BEGIN Records provided
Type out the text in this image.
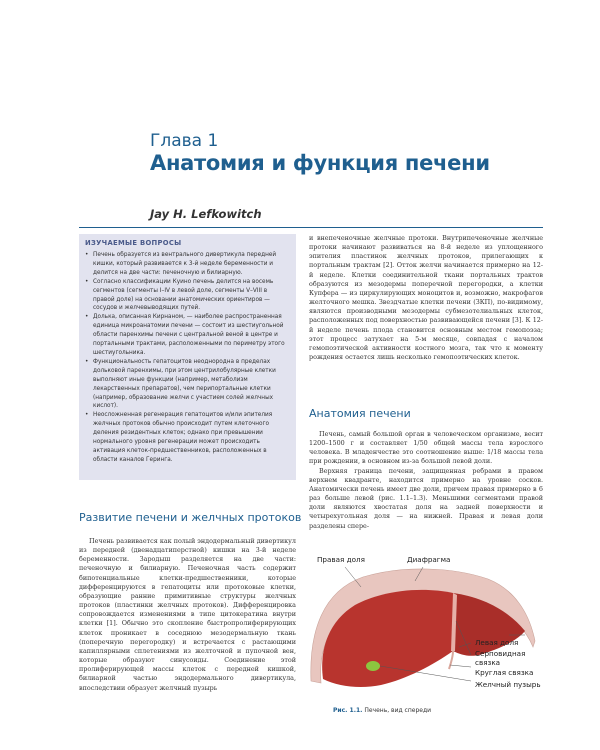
Глава 1
Анатомия и функция печени
Jay H. Lefkowitch
ИЗУЧАЕМЫЕ ВОПРОСЫ
• Печень образуется из вентрального дивертикула передней кишки, который развивается к 3-й неделе беременности и делится на две части: печеночную и билиарную.
• Согласно классификации Куино печень делится на восемь сегментов (сегменты I–IV в левой доле, сегменты V–VIII в правой доле) на основании анатомических ориентиров — сосудов и желчевыводящих путей.
• Долька, описанная Кирнаном, — наиболее распространенная единица микроанатомии печени — состоит из шестиугольной области паренхимы печени с центральной веной в центре и портальными трактами, расположенными по периметру этого шестиугольника.
• Функциональность гепатоцитов неоднородна в пределах дольковой паренхимы, при этом центрилобулярные клетки выполняют иные функции (например, метаболизм лекарственных препаратов), чем перипортальные клетки (например, образование желчи с участием солей желчных кислот).
• Неосложненная регенерация гепатоцитов и/или эпителия желчных протоков обычно происходит путем клеточного деления резидентных клеток; однако при превышении нормального уровня регенерации может происходить активация клеток-предшественников, расположенных в области каналов Геринга.
Развитие печени и желчных протоков

Печень развивается как полый эндодермальный дивертикул из передней (двенадцатиперстной) кишки на 3-й неделе беременности. Зародыш разделяется на две части: печеночную и билиарную. Печеночная часть содержит бипотенциальные клетки-предшественники, которые дифференцируются в гепатоциты или протоковые клетки, образующие ранние примитивные структуры желчных протоков (пластинки желчных протоков). Дифференцировка сопровождается изменениями в типе цитокератина внутри клетки [1]. Обычно это скопление быстропролиферирующих клеток проникает в соседнюю мезодермальную ткань (поперечную перегородку) и встречается с растающими капиллярными сплетениями из желточной и пупочной вен, которые образуют синусоиды. Соединение этой пролиферирующей массы клеток с передней кишкой, билиарной частью эндодермального дивертикула, впоследствии образует желчный пузырь

и внепеченочные желчные протоки. Внутрипеченочные желчные протоки начинают развиваться на 8-й неделе из уплощенного эпителия пластинок желчных протоков, прилегающих к портальным трактам [2]. Отток желчи начинается примерно на 12-й неделе. Клетки соединительной ткани портальных трактов образуются из мезодермы поперечной перегородки, а клетки Купфера — из циркулирующих моноцитов и, возможно, макрофагов желточного мешка. Звездчатые клетки печени (ЗКП), по-видимому, являются производными мезодермы субмезотелиальных клеток, расположенных под поверхностью развивающейся печени [3]. К 12-й неделе печень плода становится основным местом гемопоэза; этот процесс затухает на 5-м месяце, совпадая с началом гемопоэтической активности костного мозга, так что к моменту рождения остается лишь несколько гемопоэтических клеток.

Анатомия печени

Печень, самый большой орган в человеческом организме, весит 1200–1500 г и составляет 1/50 общей массы тела взрослого человека. В младенчестве это соотношение выше: 1/18 массы тела при рождении, в основном из-за большой левой доли.

Верхняя граница печени, защищенная ребрами в правом верхнем квадранте, находится примерно на уровне сосков. Анатомически печень имеет две доли, причем правая примерно в 6 раз больше левой (рис. 1.1–1.3). Меньшими сегментами правой доли являются хвостатая доля на задней поверхности и четырехугольная доля — на нижней. Правая и левая доли разделены спере-

Правая доля	Диафрагма
Левая доля
Серповидная
связка
Круглая связка
Желчный пузырь
Рис. 1.1. Печень, вид спереди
END Records provided
> _The exercise_
Look above for every line with the word "доли" and copy it.

> _Worked answer_
Печень, самый большой орган в человеческом организме, весит 1200–1500 г и составляет 1/50 общей массы тела взрослого человека. В младенчестве это соотношение выше: 1/18 массы тела при рождении, в основном из-за большой левой доли.
Верхняя граница печени, защищенная ребрами в правом верхнем квадранте, находится примерно на уровне сосков. Анатомически печень имеет две доли, причем правая примерно в 6 раз больше левой (рис. 1.1–1.3). Меньшими сегментами правой доли являются хвостатая доля на задней поверхности и четырехугольная доля — на нижней. Правая и левая доли разделены спере-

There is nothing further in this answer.